Work to be completed:
Check each line of the listing for the string "Engineering", count the lines that have it, and answer with that number only.

Data extract:
◇ ◇ ◇ ◇ ◇ ◇ ◇

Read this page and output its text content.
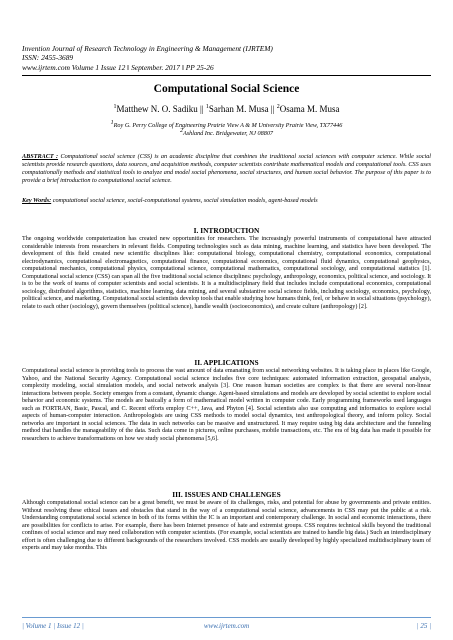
Invention Journal of Research Technology in Engineering & Management (IJRTEM)
ISSN: 2455-3689
www.ijrtem.com Volume 1 Issue 12 ǁ September. 2017 ǁ PP 25-26
Computational Social Science
$^1$Matthew N. O. Sadiku || $^1$Sarhan M. Musa || $^2$Osama M. Musa
$^1$Roy G. Perry College of Engineering Prairie View A & M University Prairie View, TX77446
$^2$Ashland Inc. Bridgewater, NJ 08807
ABSTRACT : Computational social science (CSS) is an academic discipline that combines the traditional social sciences with computer science. While social scientists provide research questions, data sources, and acquisition methods, computer scientists contribute mathematical models and computational tools. CSS uses computationally methods and statistical tools to analyze and model social phenomena, social structures, and human social behavior. The purpose of this paper is to provide a brief introduction to computational social science.
Key Words: computational social science, social-computational systems, social simulation models, agent-based models
I. INTRODUCTION
The ongoing worldwide computerization has created new opportunities for researchers. The increasingly powerful instruments of computational have attracted considerable interests from researchers in relevant fields. Computing technologies such as data mining, machine learning, and statistics have been developed. The development of this field created new scientific disciplines like: computational biology, computational chemistry, computational economics, computational electrodynamics, computational electromagnetics, computational finance, computational economics, computational fluid dynamics, computational geophysics, computational mechanics, computational physics, computational science, computational mathematics, computational sociology, and computational statistics [1]. Computational social science (CSS) can span all the five traditional social science disciplines: psychology, anthropology, economics, political science, and sociology. It is to be the work of teams of computer scientists and social scientists. It is a multidisciplinary field that includes include computational economics, computational sociology, distributed algorithms, statistics, machine learning, data mining, and several substantive social science fields, including sociology, economics, psychology, political science, and marketing. Computational social scientists develop tools that enable studying how humans think, feel, or behave in social situations (psychology), relate to each other (sociology), govern themselves (political science), handle wealth (socioeconomics), and create culture (anthropology) [2].
II. APPLICATIONS
Computational social science is providing tools to process the vast amount of data emanating from social networking websites. It is taking place in places like Google, Yahoo, and the National Security Agency. Computational social science includes five core techniques: automated information extraction, geospatial analysis, complexity modeling, social simulation models, and social network analysis [3]. One reason human societies are complex is that there are several non-linear interactions between people. Society emerges from a constant, dynamic change. Agent-based simulations and models are developed by social scientist to explore social behavior and economic systems. The models are basically a form of mathematical model written in computer code. Early programming frameworks used languages such as FORTRAN, Basic, Pascal, and C. Recent efforts employ C++, Java, and Phyton [4]. Social scientists also use computing and informatics to explore social aspects of human-computer interaction. Anthropologists are using CSS methods to model social dynamics, test anthropological theory, and inform policy. Social networks are important in social sciences. The data in such networks can be massive and unstructured. It may require using big data architecture and the funneling method that handles the manageability of the data. Such data come in pictures, online purchases, mobile transactions, etc. The era of big data has made it possible for researchers to achieve transformations on how we study social phenomena [5,6].
III. ISSUES AND CHALLENGES
Although computational social science can be a great benefit, we must be aware of its challenges, risks, and potential for abuse by governments and private entities. Without resolving these ethical issues and obstacles that stand in the way of a computational social science, advancements in CSS may put the public at a risk. Understanding computational social science in both of its forms within the IC is an important and contemporary challenge. In social and economic interactions, there are possibilities for conflicts to arise. For example, there has been Internet presence of hate and extremist groups. CSS requires technical skills beyond the traditional confines of social science and may need collaboration with computer scientists. (For example, social scientists are trained to handle big data.) Such an interdisciplinary effort is often challenging due to different backgrounds of the researchers involved. CSS models are usually developed by highly specialized multidisciplinary team of experts and may take months. This
| Volume 1 | Issue 12 |	www.ijrtem.com	| 25 |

◇ ◇ ◇ ◇ ◇ ◇ ◇

Task output:
2